▸ EXERCISE GOAL
Write the entries out again exactly as they stand, but without the pictures.

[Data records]
§
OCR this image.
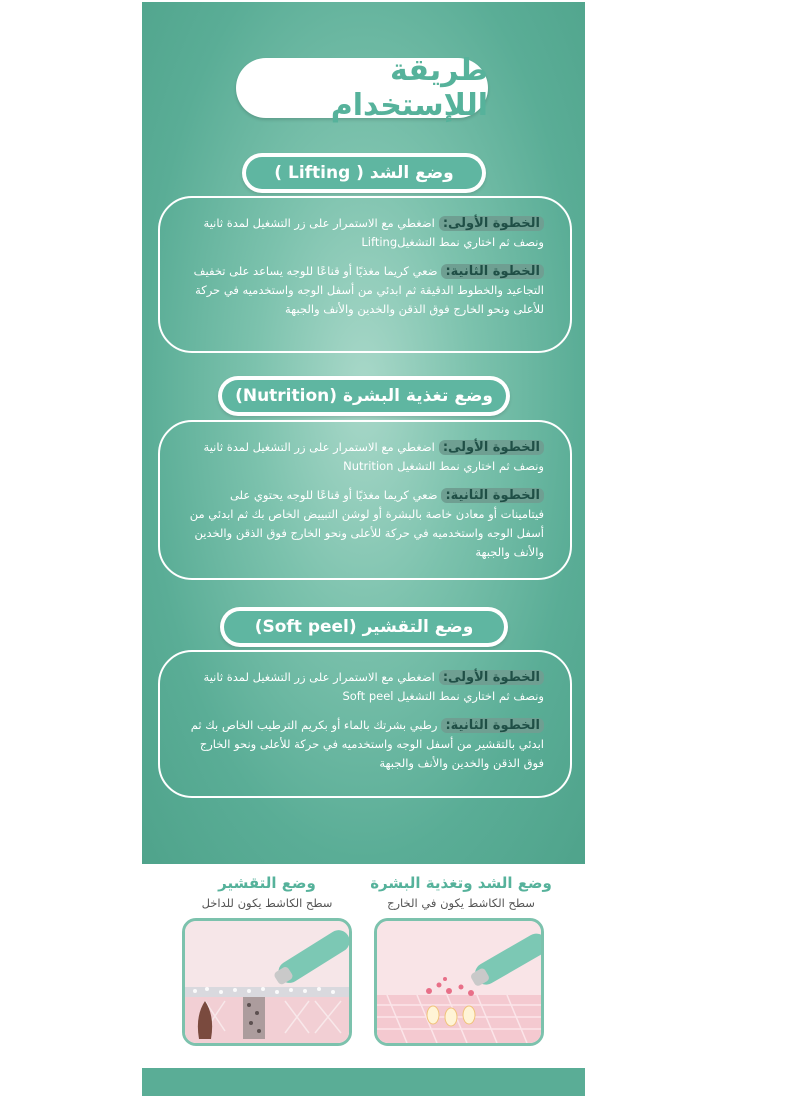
طريقة اللإستخدام
وضع الشد ( Lifting )
الخطوة الأولى:اضغطي مع الاستمرار على زر التشغيل لمدة ثانية ونصف ثم اختاري نمط التشغيلLifting
الخطوة الثانية:ضعي كريما مغذيًا أو قناعًا للوجه يساعد على تخفيف التجاعيد والخطوط الدقيقة ثم ابدئي من أسفل الوجه واستخدميه في حركة للأعلى ونحو الخارج فوق الذقن والخدين والأنف والجبهة
وضع تغذية البشرة (Nutrition)
الخطوة الأولى:اضغطي مع الاستمرار على زر التشغيل لمدة ثانية ونصف ثم اختاري نمط التشغيل Nutrition
الخطوة الثانية:ضعي كريما مغذيًا أو قناعًا للوجه يحتوي على فيتامينات أو معادن خاصة بالبشرة أو لوشن التبييض الخاص بك ثم ابدئي من أسفل الوجه واستخدميه في حركة للأعلى ونحو الخارج فوق الذقن والخدين والأنف والجبهة
وضع التقشير (Soft peel)
الخطوة الأولى:اضغطي مع الاستمرار على زر التشغيل لمدة ثانية ونصف ثم اختاري نمط التشغيل Soft peel
الخطوة الثانية:رطبي بشرتك بالماء أو بكريم الترطيب الخاص بك ثم ابدئي بالتقشير من أسفل الوجه واستخدميه في حركة للأعلى ونحو الخارج فوق الذقن والخدين والأنف والجبهة
وضع التقشير
سطح الكاشط يكون للداخل
وضع الشد وتغذية البشرة
سطح الكاشط يكون في الخارج
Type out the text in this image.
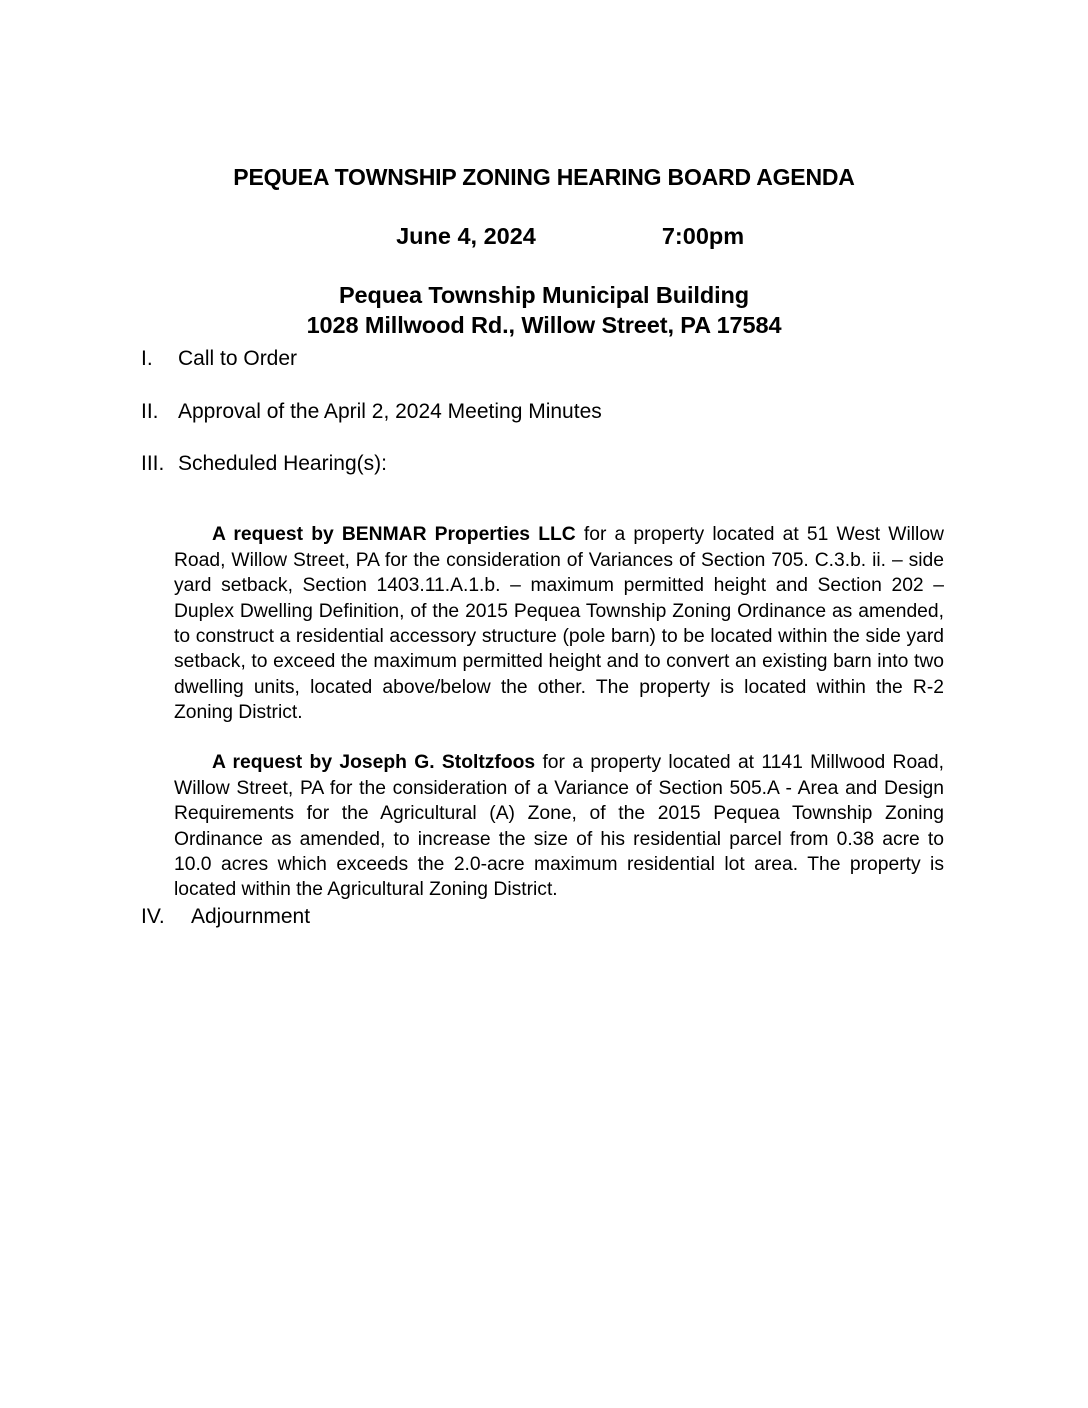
PEQUEA TOWNSHIP ZONING HEARING BOARD AGENDA

June 4, 2024	7:00pm

Pequea Township Municipal Building
1028 Millwood Rd., Willow Street, PA 17584
I. Call to Order
II. Approval of the April 2, 2024 Meeting Minutes
III. Scheduled Hearing(s):

A request by BENMAR Properties LLC for a property located at 51 West Willow Road, Willow Street, PA for the consideration of Variances of Section 705. C.3.b. ii. – side yard setback, Section 1403.11.A.1.b. – maximum permitted height and Section 202 – Duplex Dwelling Definition, of the 2015 Pequea Township Zoning Ordinance as amended, to construct a residential accessory structure (pole barn) to be located within the side yard setback, to exceed the maximum permitted height and to convert an existing barn into two dwelling units, located above/below the other. The property is located within the R-2 Zoning District.

A request by Joseph G. Stoltzfoos for a property located at 1141 Millwood Road, Willow Street, PA for the consideration of a Variance of Section 505.A - Area and Design Requirements for the Agricultural (A) Zone, of the 2015 Pequea Township Zoning Ordinance as amended, to increase the size of his residential parcel from 0.38 acre to 10.0 acres which exceeds the 2.0-acre maximum residential lot area. The property is located within the Agricultural Zoning District.

IV. Adjournment
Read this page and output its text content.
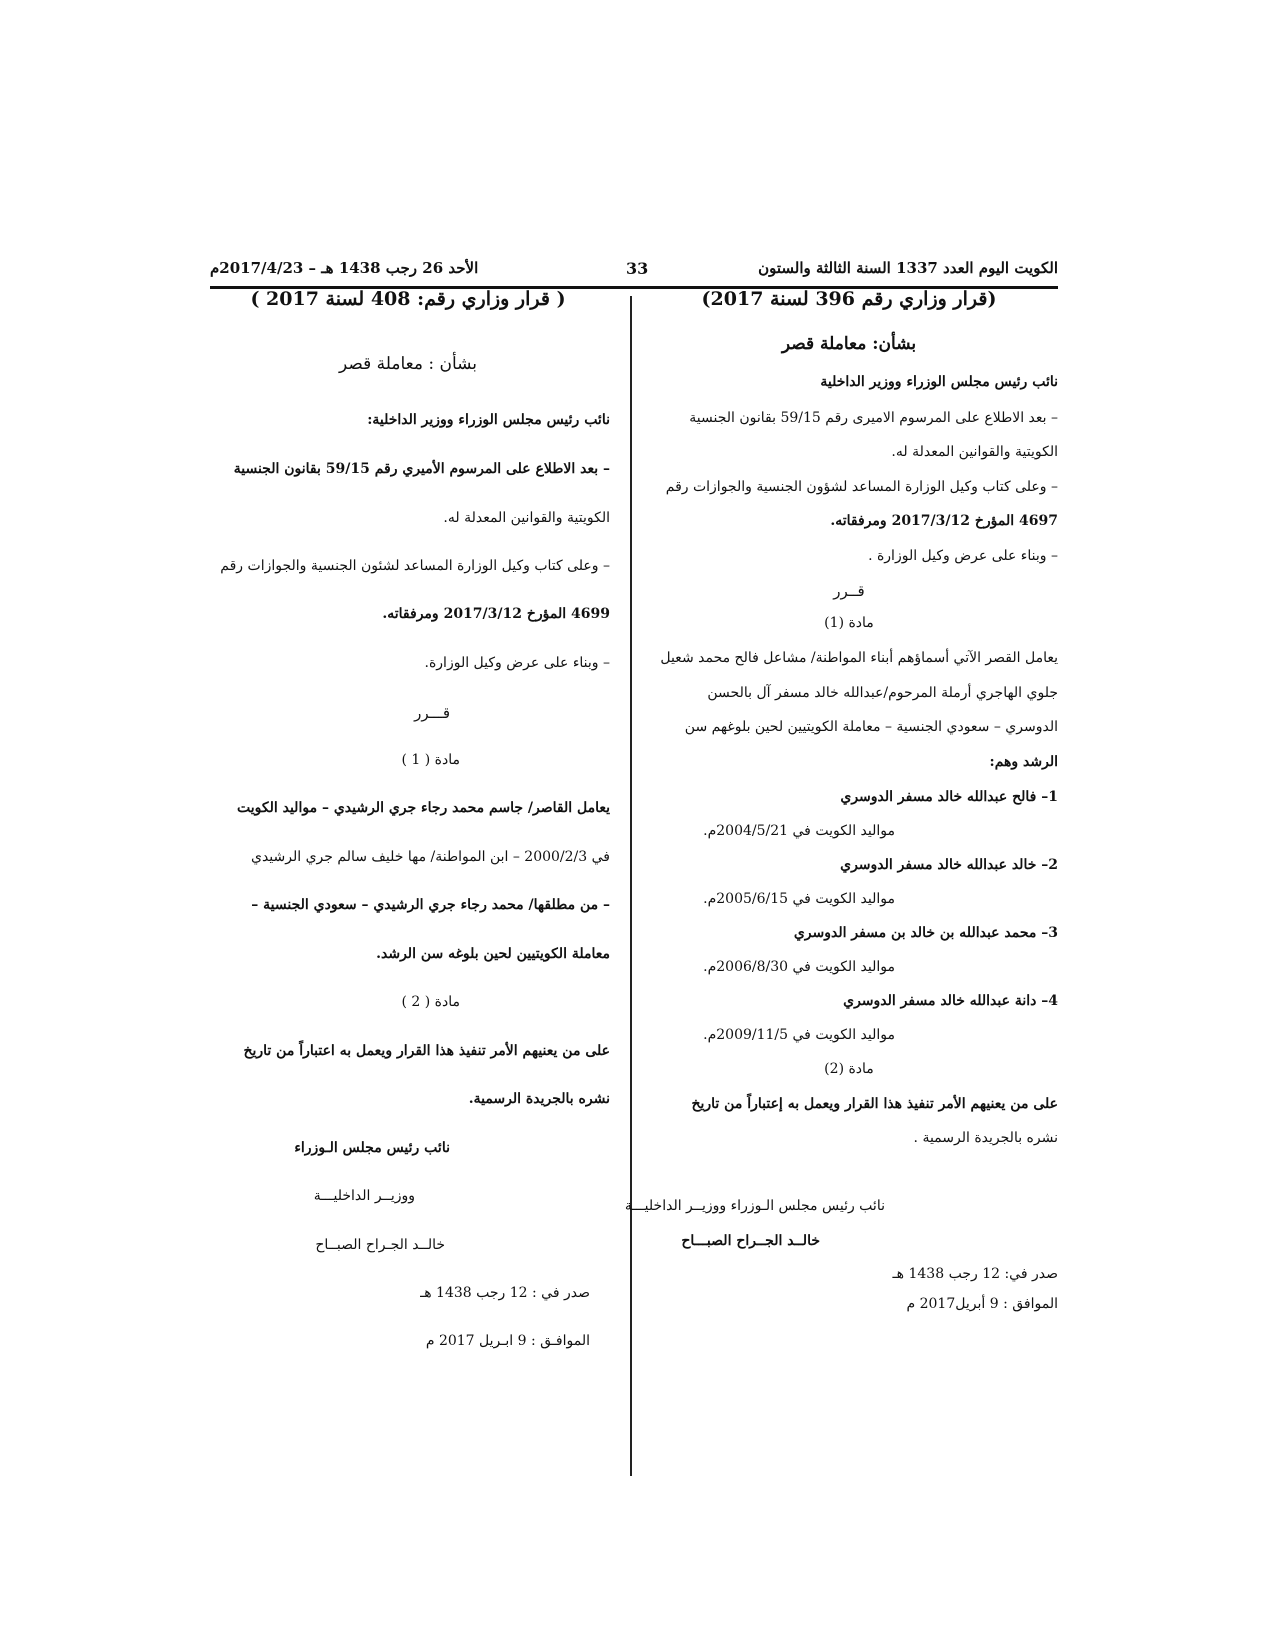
الكويت اليوم العدد 1337 السنة الثالثة والستون
33
الأحد 26 رجب 1438 هـ – 2017/4/23م
(قرار وزاري رقم 396 لسنة 2017)
بشأن: معاملة قصر
نائب رئيس مجلس الوزراء ووزير الداخلية
– بعد الاطلاع على المرسوم الاميرى رقم 59/15 بقانون الجنسية
الكويتية والقوانين المعدلة له.
– وعلى كتاب وكيل الوزارة المساعد لشؤون الجنسية والجوازات رقم
4697 المؤرخ 2017/3/12 ومرفقاته.
– وبناء على عرض وكيل الوزارة .
قــرر
مادة (1)
يعامل القصر الآتي أسماؤهم أبناء المواطنة/ مشاعل فالح محمد شعيل
جلوي الهاجري أرملة المرحوم/عبدالله خالد مسفر آل بالحسن
الدوسري – سعودي الجنسية – معاملة الكويتيين لحين بلوغهم سن
الرشد وهم:
1– فالح عبدالله خالد مسفر الدوسري
مواليد الكويت في 2004/5/21م.
2– خالد عبدالله خالد مسفر الدوسري
مواليد الكويت في 2005/6/15م.
3– محمد عبدالله بن خالد بن مسفر الدوسري
مواليد الكويت في 2006/8/30م.
4– دانة عبدالله خالد مسفر الدوسري
مواليد الكويت في 2009/11/5م.
مادة (2)
على من يعنيهم الأمر تنفيذ هذا القرار ويعمل به إعتباراً من تاريخ
نشره بالجريدة الرسمية .
نائب رئيس مجلس الـوزراء ووزيــر الداخليـــة
خالــد الجــراح الصبـــاح
صدر في: 12 رجب 1438 هـ
الموافق : 9 أبريل2017 م
( قرار وزاري رقم: 408 لسنة 2017 )
بشأن : معاملة قصر
نائب رئيس مجلس الوزراء ووزير الداخلية:
– بعد الاطلاع على المرسوم الأميري رقم 59/15 بقانون الجنسية
الكويتية والقوانين المعدلة له.
– وعلى كتاب وكيل الوزارة المساعد لشئون الجنسية والجوازات رقم
4699 المؤرخ 2017/3/12 ومرفقاته.
– وبناء على عرض وكيل الوزارة.
قـــرر
مادة ( 1 )
يعامل القاصر/ جاسم محمد رجاء جري الرشيدي – مواليد الكويت
في 2000/2/3 – ابن المواطنة/ مها خليف سالم جري الرشيدي
– من مطلقها/ محمد رجاء جري الرشيدي – سعودي الجنسية –
معاملة الكويتيين لحين بلوغه سن الرشد.
مادة ( 2 )
على من يعنيهم الأمر تنفيذ هذا القرار ويعمل به اعتباراً من تاريخ
نشره بالجريدة الرسمية.
نائب رئيس مجلس الـوزراء
ووزيــر الداخليـــة
خالــد الجـراح الصبــاح
صدر في : 12 رجب 1438 هـ
الموافـق : 9 ابـريل 2017 م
§
▸ ANSWER TO THIS PROBLEM
OCR this image.
طريقة اللإستخدام
وضع الشد ( Lifting )
الخطوة الأولى:اضغطي مع الاستمرار على زر التشغيل لمدة ثانية ونصف ثم اختاري نمط التشغيلLifting
الخطوة الثانية:ضعي كريما مغذيًا أو قناعًا للوجه يساعد على تخفيف التجاعيد والخطوط الدقيقة ثم ابدئي من أسفل الوجه واستخدميه في حركة للأعلى ونحو الخارج فوق الذقن والخدين والأنف والجبهة
وضع تغذية البشرة (Nutrition)
الخطوة الأولى:اضغطي مع الاستمرار على زر التشغيل لمدة ثانية ونصف ثم اختاري نمط التشغيل Nutrition
الخطوة الثانية:ضعي كريما مغذيًا أو قناعًا للوجه يحتوي على فيتامينات أو معادن خاصة بالبشرة أو لوشن التبييض الخاص بك ثم ابدئي من أسفل الوجه واستخدميه في حركة للأعلى ونحو الخارج فوق الذقن والخدين والأنف والجبهة
وضع التقشير (Soft peel)
الخطوة الأولى:اضغطي مع الاستمرار على زر التشغيل لمدة ثانية ونصف ثم اختاري نمط التشغيل Soft peel
الخطوة الثانية:رطبي بشرتك بالماء أو بكريم الترطيب الخاص بك ثم ابدئي بالتقشير من أسفل الوجه واستخدميه في حركة للأعلى ونحو الخارج فوق الذقن والخدين والأنف والجبهة
وضع التقشير
سطح الكاشط يكون للداخل
وضع الشد وتغذية البشرة
سطح الكاشط يكون في الخارج
Type out the text in this image.
PEQUEA TOWNSHIP ZONING HEARING BOARD AGENDA

June 4, 2024	7:00pm

Pequea Township Municipal Building
1028 Millwood Rd., Willow Street, PA 17584
I. Call to Order
II. Approval of the April 2, 2024 Meeting Minutes
III. Scheduled Hearing(s):

A request by BENMAR Properties LLC for a property located at 51 West Willow Road, Willow Street, PA for the consideration of Variances of Section 705. C.3.b. ii. – side yard setback, Section 1403.11.A.1.b. – maximum permitted height and Section 202 – Duplex Dwelling Definition, of the 2015 Pequea Township Zoning Ordinance as amended, to construct a residential accessory structure (pole barn) to be located within the side yard setback, to exceed the maximum permitted height and to convert an existing barn into two dwelling units, located above/below the other. The property is located within the R-2 Zoning District.

A request by Joseph G. Stoltzfoos for a property located at 1141 Millwood Road, Willow Street, PA for the consideration of a Variance of Section 505.A - Area and Design Requirements for the Agricultural (A) Zone, of the 2015 Pequea Township Zoning Ordinance as amended, to increase the size of his residential parcel from 0.38 acre to 10.0 acres which exceeds the 2.0-acre maximum residential lot area. The property is located within the Agricultural Zoning District.

IV. Adjournment
Read this page and output its text content.
الكويت اليوم العدد 1337 السنة الثالثة والستون
33
الأحد 26 رجب 1438 هـ – 2017/4/23م
(قرار وزاري رقم 396 لسنة 2017)
بشأن: معاملة قصر
نائب رئيس مجلس الوزراء ووزير الداخلية
– بعد الاطلاع على المرسوم الاميرى رقم 59/15 بقانون الجنسية
الكويتية والقوانين المعدلة له.
– وعلى كتاب وكيل الوزارة المساعد لشؤون الجنسية والجوازات رقم
4697 المؤرخ 2017/3/12 ومرفقاته.
– وبناء على عرض وكيل الوزارة .
قــرر
مادة (1)
يعامل القصر الآتي أسماؤهم أبناء المواطنة/ مشاعل فالح محمد شعيل
جلوي الهاجري أرملة المرحوم/عبدالله خالد مسفر آل بالحسن
الدوسري – سعودي الجنسية – معاملة الكويتيين لحين بلوغهم سن
الرشد وهم:
1– فالح عبدالله خالد مسفر الدوسري
مواليد الكويت في 2004/5/21م.
2– خالد عبدالله خالد مسفر الدوسري
مواليد الكويت في 2005/6/15م.
3– محمد عبدالله بن خالد بن مسفر الدوسري
مواليد الكويت في 2006/8/30م.
4– دانة عبدالله خالد مسفر الدوسري
مواليد الكويت في 2009/11/5م.
مادة (2)
على من يعنيهم الأمر تنفيذ هذا القرار ويعمل به إعتباراً من تاريخ
نشره بالجريدة الرسمية .
نائب رئيس مجلس الـوزراء ووزيــر الداخليـــة
خالــد الجــراح الصبـــاح
صدر في: 12 رجب 1438 هـ
الموافق : 9 أبريل2017 م
( قرار وزاري رقم: 408 لسنة 2017 )
بشأن : معاملة قصر
نائب رئيس مجلس الوزراء ووزير الداخلية:
– بعد الاطلاع على المرسوم الأميري رقم 59/15 بقانون الجنسية
الكويتية والقوانين المعدلة له.
– وعلى كتاب وكيل الوزارة المساعد لشئون الجنسية والجوازات رقم
4699 المؤرخ 2017/3/12 ومرفقاته.
– وبناء على عرض وكيل الوزارة.
قـــرر
مادة ( 1 )
يعامل القاصر/ جاسم محمد رجاء جري الرشيدي – مواليد الكويت
في 2000/2/3 – ابن المواطنة/ مها خليف سالم جري الرشيدي
– من مطلقها/ محمد رجاء جري الرشيدي – سعودي الجنسية –
معاملة الكويتيين لحين بلوغه سن الرشد.
مادة ( 2 )
على من يعنيهم الأمر تنفيذ هذا القرار ويعمل به اعتباراً من تاريخ
نشره بالجريدة الرسمية.
نائب رئيس مجلس الـوزراء
ووزيــر الداخليـــة
خالــد الجـراح الصبــاح
صدر في : 12 رجب 1438 هـ
الموافـق : 9 ابـريل 2017 م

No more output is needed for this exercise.